## Data section
>>

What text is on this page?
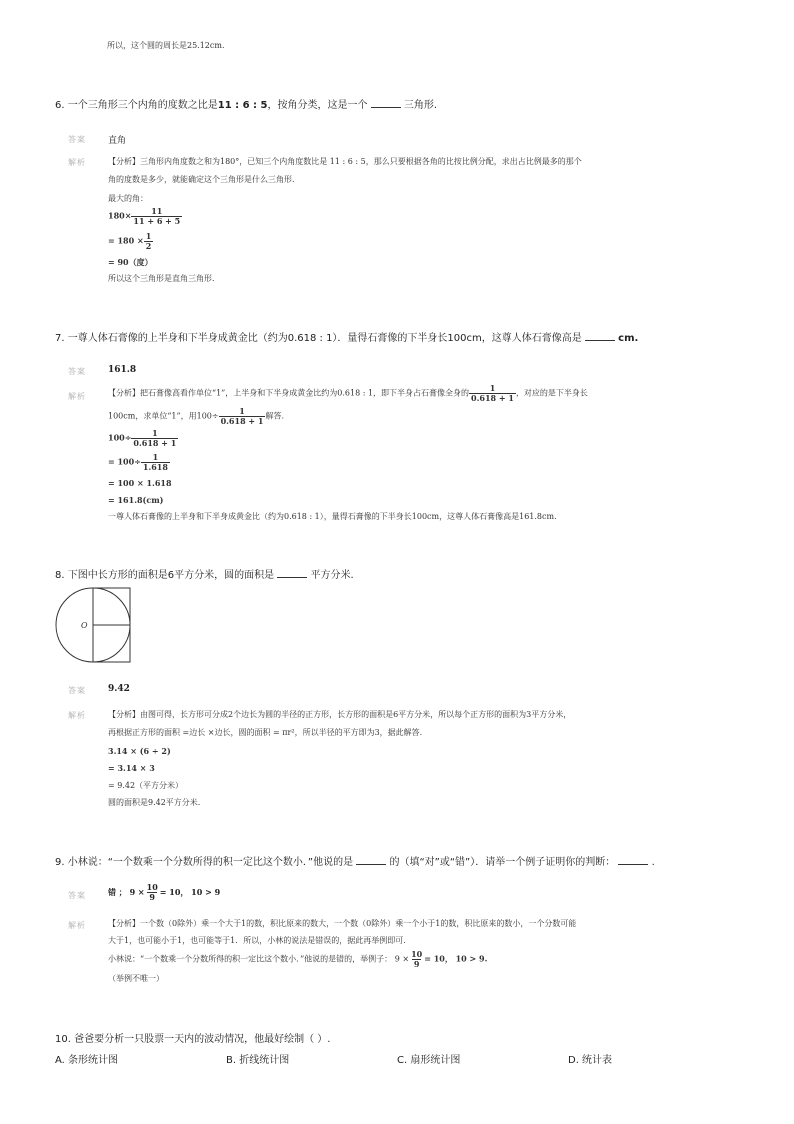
所以，这个圆的周长是25.12cm.
6. 一个三角形三个内角的度数之比是11 : 6 : 5，按角分类，这是一个	三角形.
答案 直角
解析	【分析】三角形内角度数之和为180°，已知三个内角度数比是 11 : 6 : 5，那么只要根据各角的比按比例分配，求出占比例最多的那个
角的度数是多少，就能确定这个三角形是什么三角形.
最大的角：
$180\times \frac{11}{11 + 6 + 5}$
= $180 \times \frac{1}{2}$
= 90（度）
所以这个三角形是直角三角形.
7. 一尊人体石膏像的上半身和下半身成黄金比（约为0.618 : 1）．量得石膏像的下半身长100cm，这尊人体石膏像高是	cm.
答案 161.8
解析	【分析】把石膏像高看作单位“1”，上半身和下半身成黄金比约为0.618 : 1，即下半身占石膏像全身的 $\frac{1}{0.618 + 1}$ ，对应的是下半身长
100cm，求单位“1”，用$100\div \frac{1}{0.618 + 1}$ 解答.
$100\div \frac{1}{0.618 + 1}$
= $100\div \frac{1}{1.618}$
= 100 × 1.618
= 161.8(cm)
一尊人体石膏像的上半身和下半身成黄金比（约为0.618 : 1），量得石膏像的下半身长100cm，这尊人体石膏像高是161.8cm.
8. 下图中长方形的面积是6平方分米，圆的面积是	平方分米.
O
答案 9.42
解析	【分析】由图可得，长方形可分成2个边长为圆的半径的正方形，长方形的面积是6平方分米，所以每个正方形的面积为3平方分米，
再根据正方形的面积 =边长 ×边长，圆的面积 = πr²，所以半径的平方即为3，据此解答.
3.14 × (6 ÷ 2)
= 3.14 × 3
= 9.42（平方分米）
圆的面积是9.42平方分米.
9. 小林说：“一个数乘一个分数所得的积一定比这个数小．”他说的是	的（填“对”或“错”）．请举一个例子证明你的判断：	.
答案	错 ； $9 \times \frac{10}{9} = 10$， 10 > 9
解析	【分析】一个数（0除外）乘一个大于1的数，积比原来的数大，一个数（0除外）乘一个小于1的数，积比原来的数小，一个分数可能
大于1，也可能小于1，也可能等于1．所以，小林的说法是错误的，据此再举例即可.
小林说：“一个数乘一个分数所得的积一定比这个数小．”他说的是错的，举例子： $9 \times \frac{10}{9} = 10$， 10 > 9.
（举例不唯一）
10. 爸爸要分析一只股票一天内的波动情况，他最好绘制（ ）.
A. 条形统计图	B. 折线统计图	C. 扇形统计图	D. 统计表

<<

## Set task
Make an exact reproduction of the listing above, without any pictures.

## Task response
What text is on this page?
所以，这个圆的周长是25.12cm.
6. 一个三角形三个内角的度数之比是11 : 6 : 5，按角分类，这是一个	三角形.
答案 直角
解析	【分析】三角形内角度数之和为180°，已知三个内角度数比是 11 : 6 : 5，那么只要根据各角的比按比例分配，求出占比例最多的那个
角的度数是多少，就能确定这个三角形是什么三角形.
最大的角：
$180\times \frac{11}{11 + 6 + 5}$
= $180 \times \frac{1}{2}$
= 90（度）
所以这个三角形是直角三角形.
7. 一尊人体石膏像的上半身和下半身成黄金比（约为0.618 : 1）．量得石膏像的下半身长100cm，这尊人体石膏像高是	cm.
答案 161.8
解析	【分析】把石膏像高看作单位“1”，上半身和下半身成黄金比约为0.618 : 1，即下半身占石膏像全身的 $\frac{1}{0.618 + 1}$ ，对应的是下半身长
100cm，求单位“1”，用$100\div \frac{1}{0.618 + 1}$ 解答.
$100\div \frac{1}{0.618 + 1}$
= $100\div \frac{1}{1.618}$
= 100 × 1.618
= 161.8(cm)
一尊人体石膏像的上半身和下半身成黄金比（约为0.618 : 1），量得石膏像的下半身长100cm，这尊人体石膏像高是161.8cm.
8. 下图中长方形的面积是6平方分米，圆的面积是	平方分米.
O
答案 9.42
解析	【分析】由图可得，长方形可分成2个边长为圆的半径的正方形，长方形的面积是6平方分米，所以每个正方形的面积为3平方分米，
再根据正方形的面积 =边长 ×边长，圆的面积 = πr²，所以半径的平方即为3，据此解答.
3.14 × (6 ÷ 2)
= 3.14 × 3
= 9.42（平方分米）
圆的面积是9.42平方分米.
9. 小林说：“一个数乘一个分数所得的积一定比这个数小．”他说的是	的（填“对”或“错”）．请举一个例子证明你的判断：	.
答案	错 ； $9 \times \frac{10}{9} = 10$， 10 > 9
解析	【分析】一个数（0除外）乘一个大于1的数，积比原来的数大，一个数（0除外）乘一个小于1的数，积比原来的数小，一个分数可能
大于1，也可能小于1，也可能等于1．所以，小林的说法是错误的，据此再举例即可.
小林说：“一个数乘一个分数所得的积一定比这个数小．”他说的是错的，举例子： $9 \times \frac{10}{9} = 10$， 10 > 9.
（举例不唯一）
10. 爸爸要分析一只股票一天内的波动情况，他最好绘制（ ）.
A. 条形统计图	B. 折线统计图	C. 扇形统计图	D. 统计表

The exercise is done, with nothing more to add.